[Dataset entries]
====
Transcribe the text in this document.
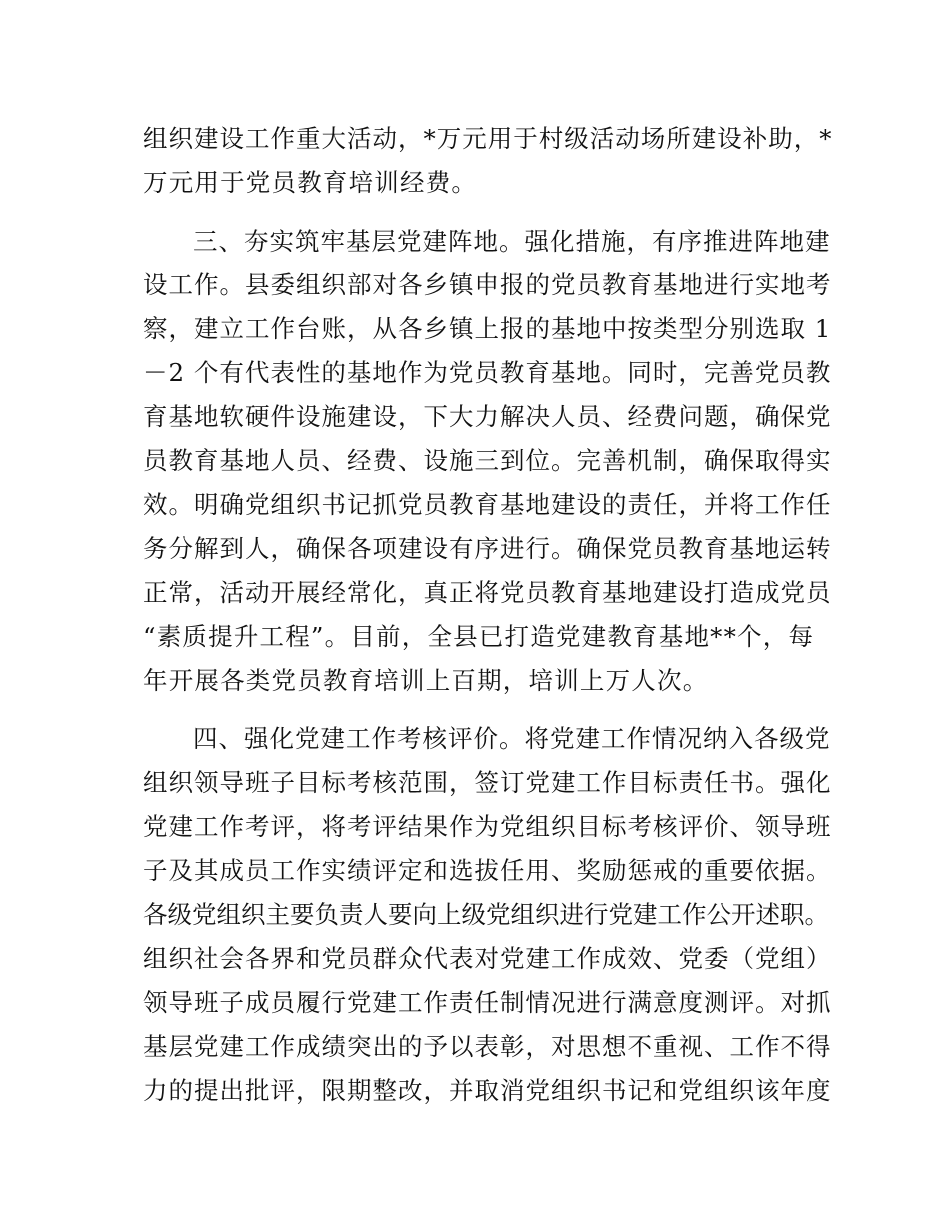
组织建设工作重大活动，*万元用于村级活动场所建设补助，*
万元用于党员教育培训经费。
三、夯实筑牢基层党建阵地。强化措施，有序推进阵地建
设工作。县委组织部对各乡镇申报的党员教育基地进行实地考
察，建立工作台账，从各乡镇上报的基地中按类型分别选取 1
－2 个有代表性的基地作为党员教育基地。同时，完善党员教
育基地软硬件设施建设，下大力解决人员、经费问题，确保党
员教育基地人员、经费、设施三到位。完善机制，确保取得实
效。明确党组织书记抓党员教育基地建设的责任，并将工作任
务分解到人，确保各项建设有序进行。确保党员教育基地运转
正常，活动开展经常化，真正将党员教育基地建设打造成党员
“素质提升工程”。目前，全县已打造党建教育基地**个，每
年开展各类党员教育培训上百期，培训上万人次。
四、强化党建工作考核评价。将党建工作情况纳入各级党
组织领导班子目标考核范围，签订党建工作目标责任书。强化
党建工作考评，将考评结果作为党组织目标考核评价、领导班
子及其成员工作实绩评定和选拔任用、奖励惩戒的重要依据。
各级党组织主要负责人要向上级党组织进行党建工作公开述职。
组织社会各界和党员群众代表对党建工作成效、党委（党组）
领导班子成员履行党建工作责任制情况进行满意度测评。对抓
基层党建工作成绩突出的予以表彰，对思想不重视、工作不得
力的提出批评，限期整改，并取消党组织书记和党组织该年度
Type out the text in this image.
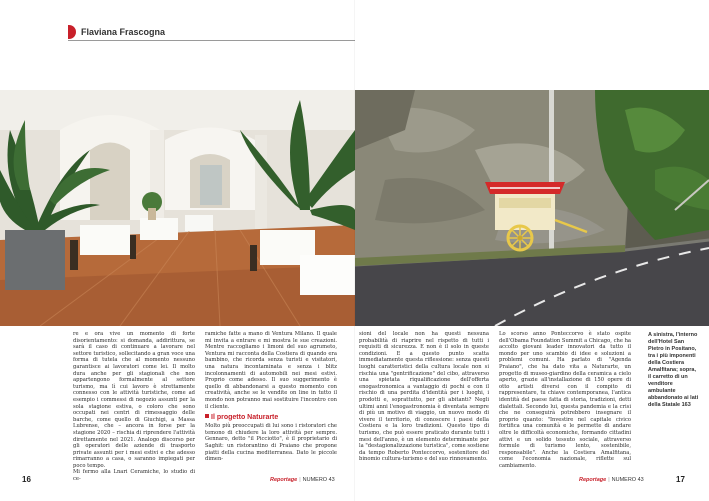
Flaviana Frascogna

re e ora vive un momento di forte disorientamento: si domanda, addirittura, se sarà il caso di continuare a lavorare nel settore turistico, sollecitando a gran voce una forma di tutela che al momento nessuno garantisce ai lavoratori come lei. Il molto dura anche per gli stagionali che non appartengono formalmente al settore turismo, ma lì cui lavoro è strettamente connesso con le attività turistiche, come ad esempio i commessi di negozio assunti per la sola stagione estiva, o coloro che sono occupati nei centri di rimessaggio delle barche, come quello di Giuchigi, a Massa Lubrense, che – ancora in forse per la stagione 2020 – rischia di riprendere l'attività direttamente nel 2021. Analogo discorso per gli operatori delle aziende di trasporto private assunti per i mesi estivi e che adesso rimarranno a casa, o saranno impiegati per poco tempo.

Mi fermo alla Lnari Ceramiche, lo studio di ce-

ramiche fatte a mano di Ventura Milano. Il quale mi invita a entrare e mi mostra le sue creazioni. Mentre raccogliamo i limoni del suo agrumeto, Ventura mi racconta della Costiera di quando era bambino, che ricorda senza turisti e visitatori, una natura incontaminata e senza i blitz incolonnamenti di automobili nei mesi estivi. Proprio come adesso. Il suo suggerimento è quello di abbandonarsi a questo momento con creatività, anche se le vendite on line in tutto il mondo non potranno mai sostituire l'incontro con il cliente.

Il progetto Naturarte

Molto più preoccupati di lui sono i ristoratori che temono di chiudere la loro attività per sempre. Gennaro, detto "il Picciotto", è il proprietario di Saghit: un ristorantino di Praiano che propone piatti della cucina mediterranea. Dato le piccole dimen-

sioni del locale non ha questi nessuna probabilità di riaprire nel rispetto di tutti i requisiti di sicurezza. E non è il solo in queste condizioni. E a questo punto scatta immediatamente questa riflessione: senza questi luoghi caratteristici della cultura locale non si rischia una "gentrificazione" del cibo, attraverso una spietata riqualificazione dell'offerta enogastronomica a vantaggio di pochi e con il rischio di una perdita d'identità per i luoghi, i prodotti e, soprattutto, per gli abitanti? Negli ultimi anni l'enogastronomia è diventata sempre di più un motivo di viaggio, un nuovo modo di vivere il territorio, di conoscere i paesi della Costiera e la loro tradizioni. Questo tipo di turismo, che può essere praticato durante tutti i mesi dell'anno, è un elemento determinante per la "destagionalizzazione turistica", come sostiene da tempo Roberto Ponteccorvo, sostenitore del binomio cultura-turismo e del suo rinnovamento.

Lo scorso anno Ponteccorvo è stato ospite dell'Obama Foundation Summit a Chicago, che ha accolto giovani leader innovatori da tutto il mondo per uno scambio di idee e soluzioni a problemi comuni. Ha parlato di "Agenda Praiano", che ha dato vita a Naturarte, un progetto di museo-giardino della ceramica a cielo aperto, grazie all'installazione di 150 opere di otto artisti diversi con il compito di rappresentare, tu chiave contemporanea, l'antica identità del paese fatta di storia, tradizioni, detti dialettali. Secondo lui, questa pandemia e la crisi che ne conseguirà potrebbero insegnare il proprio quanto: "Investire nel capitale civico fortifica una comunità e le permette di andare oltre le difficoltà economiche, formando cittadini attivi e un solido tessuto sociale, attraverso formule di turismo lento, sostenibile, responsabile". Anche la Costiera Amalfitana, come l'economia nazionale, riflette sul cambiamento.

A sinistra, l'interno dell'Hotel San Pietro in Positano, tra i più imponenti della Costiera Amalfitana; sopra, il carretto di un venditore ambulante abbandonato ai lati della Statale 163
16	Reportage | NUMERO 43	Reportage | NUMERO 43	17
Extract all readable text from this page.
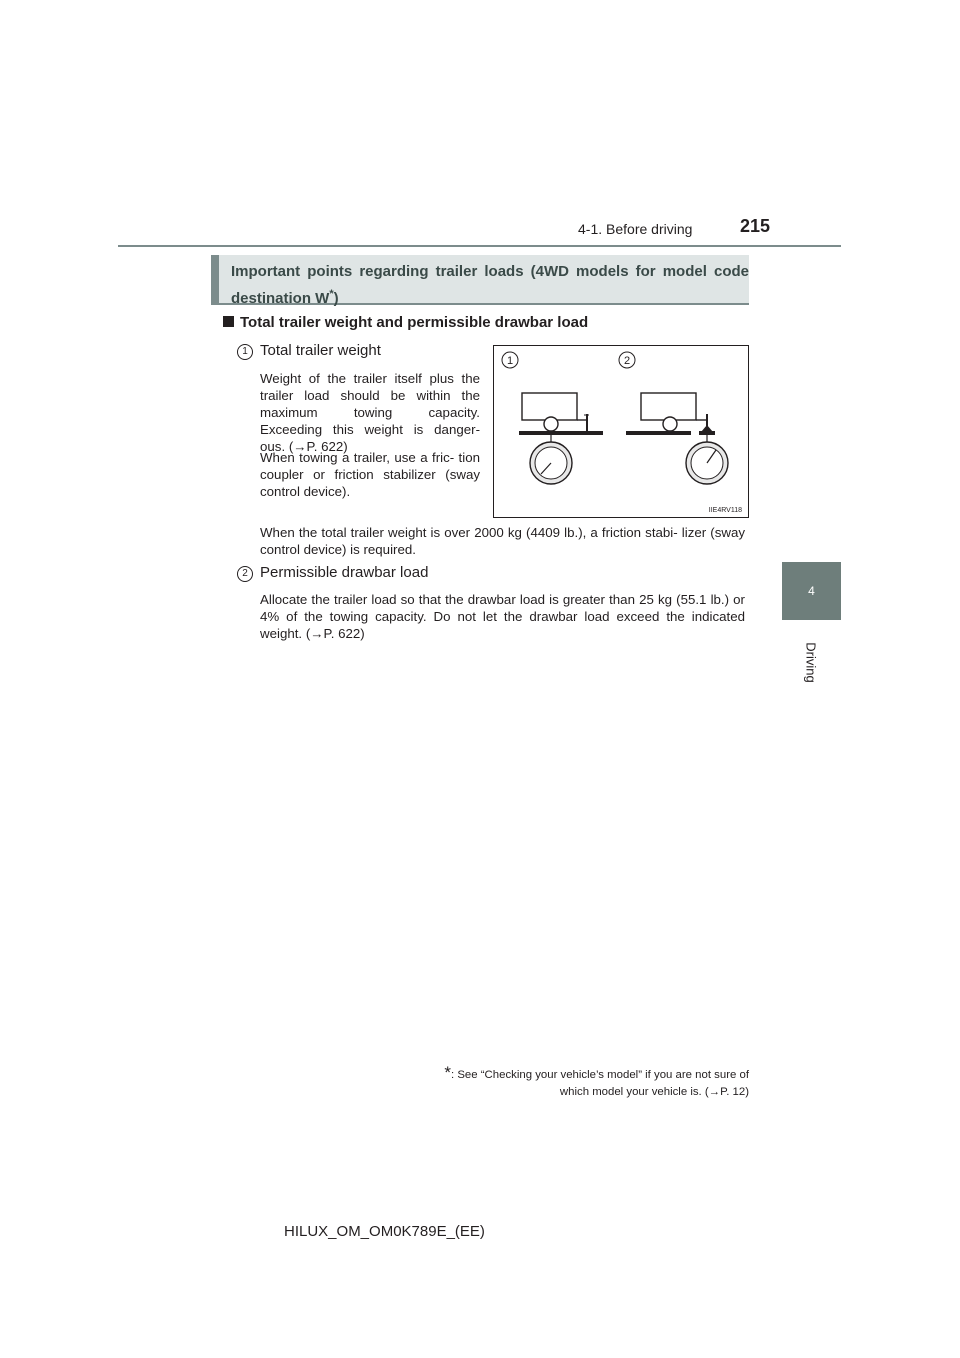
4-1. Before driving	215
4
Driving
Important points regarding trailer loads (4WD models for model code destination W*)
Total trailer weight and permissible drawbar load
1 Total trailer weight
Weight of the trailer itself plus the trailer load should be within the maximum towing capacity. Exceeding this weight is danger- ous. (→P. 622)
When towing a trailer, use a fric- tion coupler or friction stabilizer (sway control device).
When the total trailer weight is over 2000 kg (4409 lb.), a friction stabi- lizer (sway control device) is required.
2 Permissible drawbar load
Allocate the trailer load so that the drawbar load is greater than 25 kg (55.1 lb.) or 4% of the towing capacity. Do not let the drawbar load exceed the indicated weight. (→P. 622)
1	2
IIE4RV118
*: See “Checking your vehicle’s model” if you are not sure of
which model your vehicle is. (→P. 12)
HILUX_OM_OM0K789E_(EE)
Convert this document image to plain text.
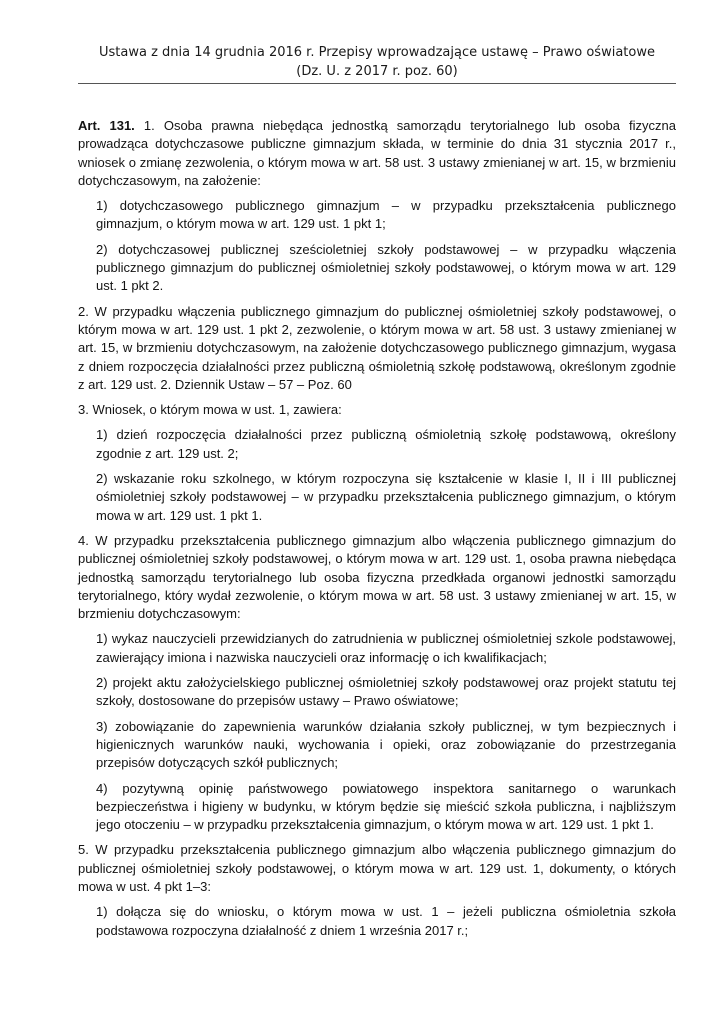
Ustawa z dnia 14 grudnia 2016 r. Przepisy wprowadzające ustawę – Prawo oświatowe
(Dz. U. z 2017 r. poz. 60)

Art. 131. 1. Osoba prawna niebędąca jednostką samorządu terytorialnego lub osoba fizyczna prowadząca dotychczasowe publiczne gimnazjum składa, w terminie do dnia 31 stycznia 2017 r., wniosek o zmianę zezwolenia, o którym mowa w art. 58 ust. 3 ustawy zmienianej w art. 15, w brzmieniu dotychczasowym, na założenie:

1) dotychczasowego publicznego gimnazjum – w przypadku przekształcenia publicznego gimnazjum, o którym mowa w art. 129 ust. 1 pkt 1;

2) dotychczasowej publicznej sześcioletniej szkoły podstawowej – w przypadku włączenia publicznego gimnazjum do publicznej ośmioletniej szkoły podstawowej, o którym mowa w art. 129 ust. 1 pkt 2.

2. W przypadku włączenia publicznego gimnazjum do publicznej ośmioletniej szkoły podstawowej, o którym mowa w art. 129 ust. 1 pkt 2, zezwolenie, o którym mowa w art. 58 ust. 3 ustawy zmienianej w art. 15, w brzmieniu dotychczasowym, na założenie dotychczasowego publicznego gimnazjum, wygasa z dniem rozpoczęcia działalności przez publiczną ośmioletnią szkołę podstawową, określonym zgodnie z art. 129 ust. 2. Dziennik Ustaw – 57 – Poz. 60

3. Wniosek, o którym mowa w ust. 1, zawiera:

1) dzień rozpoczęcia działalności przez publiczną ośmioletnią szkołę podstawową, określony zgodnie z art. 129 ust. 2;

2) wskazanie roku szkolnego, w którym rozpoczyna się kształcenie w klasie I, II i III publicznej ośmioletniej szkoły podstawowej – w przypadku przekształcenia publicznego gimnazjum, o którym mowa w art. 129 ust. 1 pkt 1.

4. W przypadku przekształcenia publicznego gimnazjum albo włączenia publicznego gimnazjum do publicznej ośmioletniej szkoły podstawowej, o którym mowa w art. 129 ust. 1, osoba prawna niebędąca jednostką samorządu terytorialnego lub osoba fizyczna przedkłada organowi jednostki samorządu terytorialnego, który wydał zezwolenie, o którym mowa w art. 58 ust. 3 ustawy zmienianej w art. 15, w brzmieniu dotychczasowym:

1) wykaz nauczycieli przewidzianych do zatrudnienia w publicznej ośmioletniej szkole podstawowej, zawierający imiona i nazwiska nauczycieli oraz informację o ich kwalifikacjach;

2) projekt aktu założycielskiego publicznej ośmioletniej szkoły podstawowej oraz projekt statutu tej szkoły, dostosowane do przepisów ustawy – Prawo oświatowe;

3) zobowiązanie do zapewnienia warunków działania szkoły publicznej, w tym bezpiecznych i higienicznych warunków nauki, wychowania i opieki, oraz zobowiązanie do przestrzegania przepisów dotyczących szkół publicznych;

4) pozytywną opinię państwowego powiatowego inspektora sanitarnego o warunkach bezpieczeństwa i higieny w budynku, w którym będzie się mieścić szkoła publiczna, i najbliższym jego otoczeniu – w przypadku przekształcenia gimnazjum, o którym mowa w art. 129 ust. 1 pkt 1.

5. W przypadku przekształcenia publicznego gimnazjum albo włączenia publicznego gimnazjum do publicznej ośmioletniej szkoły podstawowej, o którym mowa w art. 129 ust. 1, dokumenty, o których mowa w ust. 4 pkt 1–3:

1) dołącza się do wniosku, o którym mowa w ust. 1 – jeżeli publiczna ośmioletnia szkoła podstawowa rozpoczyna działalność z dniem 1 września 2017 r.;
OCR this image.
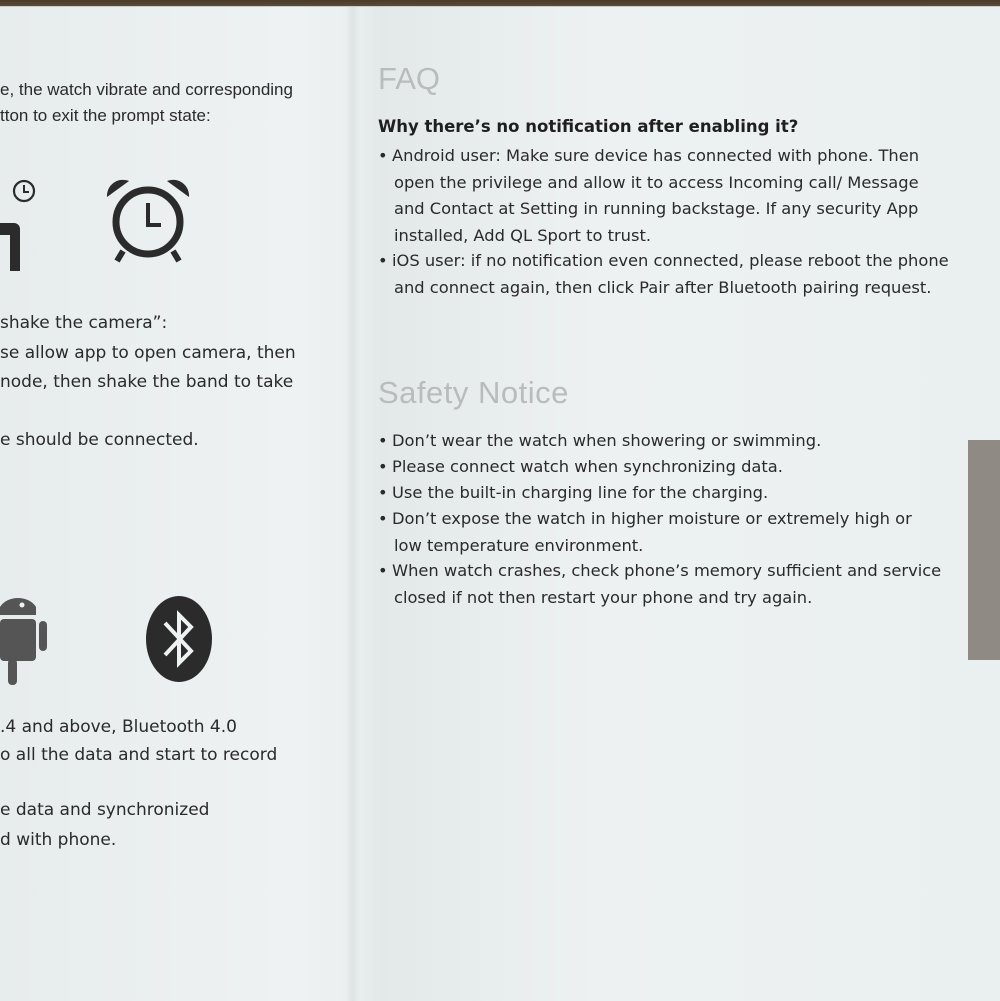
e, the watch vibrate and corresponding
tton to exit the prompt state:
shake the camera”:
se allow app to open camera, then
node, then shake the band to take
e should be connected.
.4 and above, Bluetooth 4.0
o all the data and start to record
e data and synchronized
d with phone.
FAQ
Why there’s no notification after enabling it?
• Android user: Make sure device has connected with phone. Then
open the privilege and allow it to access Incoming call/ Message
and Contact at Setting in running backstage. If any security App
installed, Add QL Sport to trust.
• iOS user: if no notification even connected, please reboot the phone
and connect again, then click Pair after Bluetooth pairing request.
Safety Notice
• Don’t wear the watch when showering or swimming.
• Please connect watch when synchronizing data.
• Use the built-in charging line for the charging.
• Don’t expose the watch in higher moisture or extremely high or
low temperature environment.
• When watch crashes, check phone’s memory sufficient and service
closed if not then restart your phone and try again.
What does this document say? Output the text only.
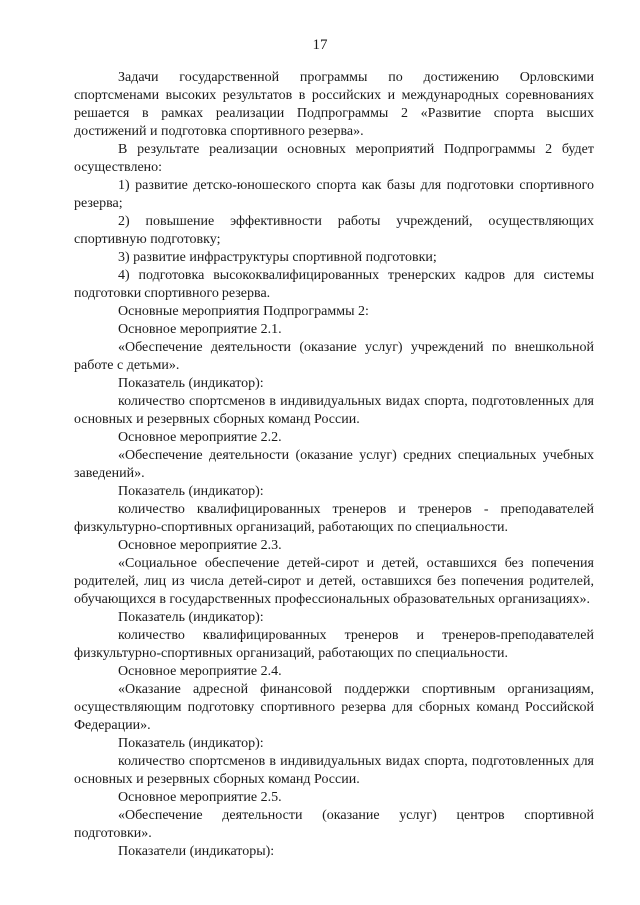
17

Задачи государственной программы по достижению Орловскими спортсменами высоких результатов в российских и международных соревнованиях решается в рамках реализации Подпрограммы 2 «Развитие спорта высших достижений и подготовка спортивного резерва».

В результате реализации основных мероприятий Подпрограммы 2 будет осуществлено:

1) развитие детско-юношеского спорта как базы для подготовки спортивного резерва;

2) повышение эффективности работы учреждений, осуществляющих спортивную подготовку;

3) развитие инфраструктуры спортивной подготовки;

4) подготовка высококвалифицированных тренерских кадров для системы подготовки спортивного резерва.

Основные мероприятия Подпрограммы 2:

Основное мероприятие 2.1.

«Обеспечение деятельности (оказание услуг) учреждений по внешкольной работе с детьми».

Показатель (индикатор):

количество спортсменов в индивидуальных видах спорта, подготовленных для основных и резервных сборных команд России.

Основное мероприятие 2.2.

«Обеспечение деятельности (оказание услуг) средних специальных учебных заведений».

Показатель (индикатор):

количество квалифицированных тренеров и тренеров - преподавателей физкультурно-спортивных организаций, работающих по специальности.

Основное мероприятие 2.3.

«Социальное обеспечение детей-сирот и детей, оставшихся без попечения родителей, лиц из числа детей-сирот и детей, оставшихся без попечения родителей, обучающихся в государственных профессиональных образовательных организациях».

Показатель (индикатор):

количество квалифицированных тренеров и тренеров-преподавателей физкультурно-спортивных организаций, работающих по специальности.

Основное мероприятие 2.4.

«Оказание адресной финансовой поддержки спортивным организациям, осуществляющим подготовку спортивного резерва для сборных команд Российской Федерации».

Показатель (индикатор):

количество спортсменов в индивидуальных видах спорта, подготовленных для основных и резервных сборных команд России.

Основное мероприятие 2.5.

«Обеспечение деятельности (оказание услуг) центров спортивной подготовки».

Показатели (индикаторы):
====
Find every line in the records that has the string "Подпрограммы", then state how many there are and nothing else.

FINAL RESULT
3